>> Begin Task input

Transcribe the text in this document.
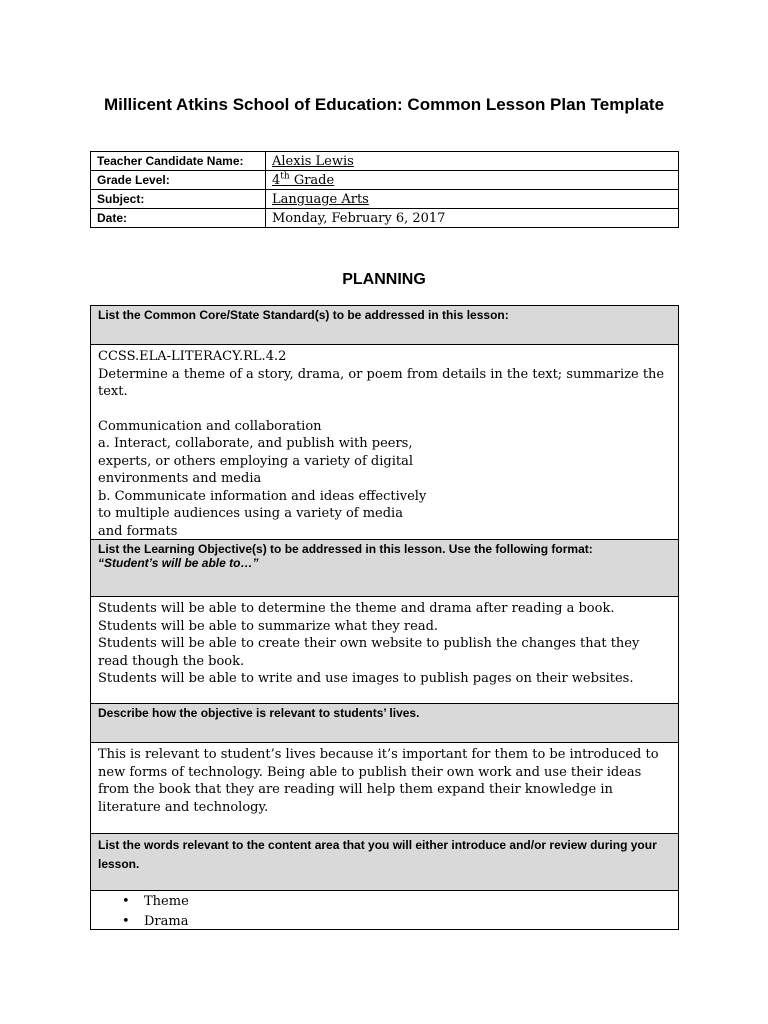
Millicent Atkins School of Education: Common Lesson Plan Template
Teacher Candidate Name:	Alexis Lewis
Grade Level:	4th Grade
Subject:	Language Arts
Date:	Monday, February 6, 2017
PLANNING
List the Common Core/State Standard(s) to be addressed in this lesson:

CCSS.ELA-LITERACY.RL.4.2

Determine a theme of a story, drama, or poem from details in the text; summarize the text.

Communication and collaboration

a. Interact, collaborate, and publish with peers,

experts, or others employing a variety of digital

environments and media

b. Communicate information and ideas effectively

to multiple audiences using a variety of media

and formats

List the Learning Objective(s) to be addressed in this lesson. Use the following format:
“Student’s will be able to…”

Students will be able to determine the theme and drama after reading a book.

Students will be able to summarize what they read.

Students will be able to create their own website to publish the changes that they read though the book.

Students will be able to write and use images to publish pages on their websites.

Describe how the objective is relevant to students’ lives.

This is relevant to student’s lives because it’s important for them to be introduced to new forms of technology. Being able to publish their own work and use their ideas from the book that they are reading will help them expand their knowledge in literature and technology.

List the words relevant to the content area that you will either introduce and/or review during your lesson.
• Theme
• Drama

>> End Task input

__Stated task__
Reproduce the entries exactly. Do not carry over any picture.

__Full solution__
Transcribe the text in this document.
Millicent Atkins School of Education: Common Lesson Plan Template
Teacher Candidate Name:	Alexis Lewis
Grade Level:	4th Grade
Subject:	Language Arts
Date:	Monday, February 6, 2017
PLANNING
List the Common Core/State Standard(s) to be addressed in this lesson:

CCSS.ELA-LITERACY.RL.4.2

Determine a theme of a story, drama, or poem from details in the text; summarize the text.

Communication and collaboration

a. Interact, collaborate, and publish with peers,

experts, or others employing a variety of digital

environments and media

b. Communicate information and ideas effectively

to multiple audiences using a variety of media

and formats

List the Learning Objective(s) to be addressed in this lesson. Use the following format:
“Student’s will be able to…”

Students will be able to determine the theme and drama after reading a book.

Students will be able to summarize what they read.

Students will be able to create their own website to publish the changes that they read though the book.

Students will be able to write and use images to publish pages on their websites.

Describe how the objective is relevant to students’ lives.

This is relevant to student’s lives because it’s important for them to be introduced to new forms of technology. Being able to publish their own work and use their ideas from the book that they are reading will help them expand their knowledge in literature and technology.

List the words relevant to the content area that you will either introduce and/or review during your lesson.
• Theme
• Drama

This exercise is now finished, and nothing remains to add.